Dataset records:
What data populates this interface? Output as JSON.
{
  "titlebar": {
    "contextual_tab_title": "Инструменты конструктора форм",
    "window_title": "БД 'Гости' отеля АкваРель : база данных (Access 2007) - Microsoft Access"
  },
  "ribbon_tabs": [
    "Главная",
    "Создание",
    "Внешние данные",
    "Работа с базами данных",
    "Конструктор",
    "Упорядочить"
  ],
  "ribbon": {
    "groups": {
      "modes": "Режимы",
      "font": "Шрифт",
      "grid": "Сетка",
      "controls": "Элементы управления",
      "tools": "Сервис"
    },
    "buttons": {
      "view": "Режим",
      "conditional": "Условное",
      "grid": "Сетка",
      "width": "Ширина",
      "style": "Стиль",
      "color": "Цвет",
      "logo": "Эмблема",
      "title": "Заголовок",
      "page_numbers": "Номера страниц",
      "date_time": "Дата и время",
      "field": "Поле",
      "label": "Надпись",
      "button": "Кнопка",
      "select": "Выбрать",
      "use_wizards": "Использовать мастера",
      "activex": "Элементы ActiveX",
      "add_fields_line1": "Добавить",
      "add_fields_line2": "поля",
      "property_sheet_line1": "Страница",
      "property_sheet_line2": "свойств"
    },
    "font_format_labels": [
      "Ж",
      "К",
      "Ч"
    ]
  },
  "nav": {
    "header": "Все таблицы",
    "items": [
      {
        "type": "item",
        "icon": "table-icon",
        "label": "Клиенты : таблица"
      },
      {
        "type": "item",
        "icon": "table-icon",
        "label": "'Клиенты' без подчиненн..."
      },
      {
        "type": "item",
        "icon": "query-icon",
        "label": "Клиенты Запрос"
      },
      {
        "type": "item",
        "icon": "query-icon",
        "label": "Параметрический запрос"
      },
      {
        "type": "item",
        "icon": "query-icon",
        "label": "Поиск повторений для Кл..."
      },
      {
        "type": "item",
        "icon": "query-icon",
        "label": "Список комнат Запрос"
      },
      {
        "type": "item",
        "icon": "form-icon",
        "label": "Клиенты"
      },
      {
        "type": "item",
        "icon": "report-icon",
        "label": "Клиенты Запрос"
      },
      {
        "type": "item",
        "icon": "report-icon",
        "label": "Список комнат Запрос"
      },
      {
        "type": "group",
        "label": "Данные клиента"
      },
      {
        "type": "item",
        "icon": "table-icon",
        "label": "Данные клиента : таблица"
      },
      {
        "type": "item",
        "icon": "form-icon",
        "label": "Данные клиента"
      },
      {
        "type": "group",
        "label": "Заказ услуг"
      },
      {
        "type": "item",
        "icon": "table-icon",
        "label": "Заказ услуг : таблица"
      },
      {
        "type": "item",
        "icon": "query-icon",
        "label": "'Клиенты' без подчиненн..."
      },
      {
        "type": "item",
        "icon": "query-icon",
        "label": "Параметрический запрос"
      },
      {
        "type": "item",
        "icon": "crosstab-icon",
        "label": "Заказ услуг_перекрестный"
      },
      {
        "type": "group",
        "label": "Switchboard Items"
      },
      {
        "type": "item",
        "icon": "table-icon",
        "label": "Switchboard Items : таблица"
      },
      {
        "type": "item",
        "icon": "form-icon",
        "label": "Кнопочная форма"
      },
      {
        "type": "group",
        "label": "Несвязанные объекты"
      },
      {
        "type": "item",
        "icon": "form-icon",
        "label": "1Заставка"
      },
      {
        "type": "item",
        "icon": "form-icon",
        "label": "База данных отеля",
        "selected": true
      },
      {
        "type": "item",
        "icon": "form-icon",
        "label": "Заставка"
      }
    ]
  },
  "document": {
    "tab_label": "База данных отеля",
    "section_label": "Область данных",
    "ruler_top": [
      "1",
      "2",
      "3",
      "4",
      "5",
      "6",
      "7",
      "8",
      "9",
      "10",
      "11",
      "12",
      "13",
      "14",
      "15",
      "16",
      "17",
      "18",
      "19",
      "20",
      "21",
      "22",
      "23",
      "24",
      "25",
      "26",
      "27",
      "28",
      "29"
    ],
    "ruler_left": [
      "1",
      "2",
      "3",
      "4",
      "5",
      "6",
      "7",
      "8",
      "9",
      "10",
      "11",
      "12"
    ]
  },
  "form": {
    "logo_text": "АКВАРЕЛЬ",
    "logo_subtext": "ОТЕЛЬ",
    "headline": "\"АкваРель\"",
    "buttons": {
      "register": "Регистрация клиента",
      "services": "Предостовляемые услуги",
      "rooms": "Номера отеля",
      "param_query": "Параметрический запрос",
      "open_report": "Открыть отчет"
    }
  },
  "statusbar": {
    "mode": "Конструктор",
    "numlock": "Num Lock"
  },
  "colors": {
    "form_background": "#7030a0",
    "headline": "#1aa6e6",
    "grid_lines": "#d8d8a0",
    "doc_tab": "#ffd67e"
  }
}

#### The task:
Gather from the entries above all lines that include the string "данных".

#### Result of this exercise:
    "window_title": "БД 'Гости' отеля АкваРель : база данных (Access 2007) - Microsoft Access"
    "Работа с базами данных",
        "label": "База данных отеля",
    "tab_label": "База данных отеля",
    "section_label": "Область данных",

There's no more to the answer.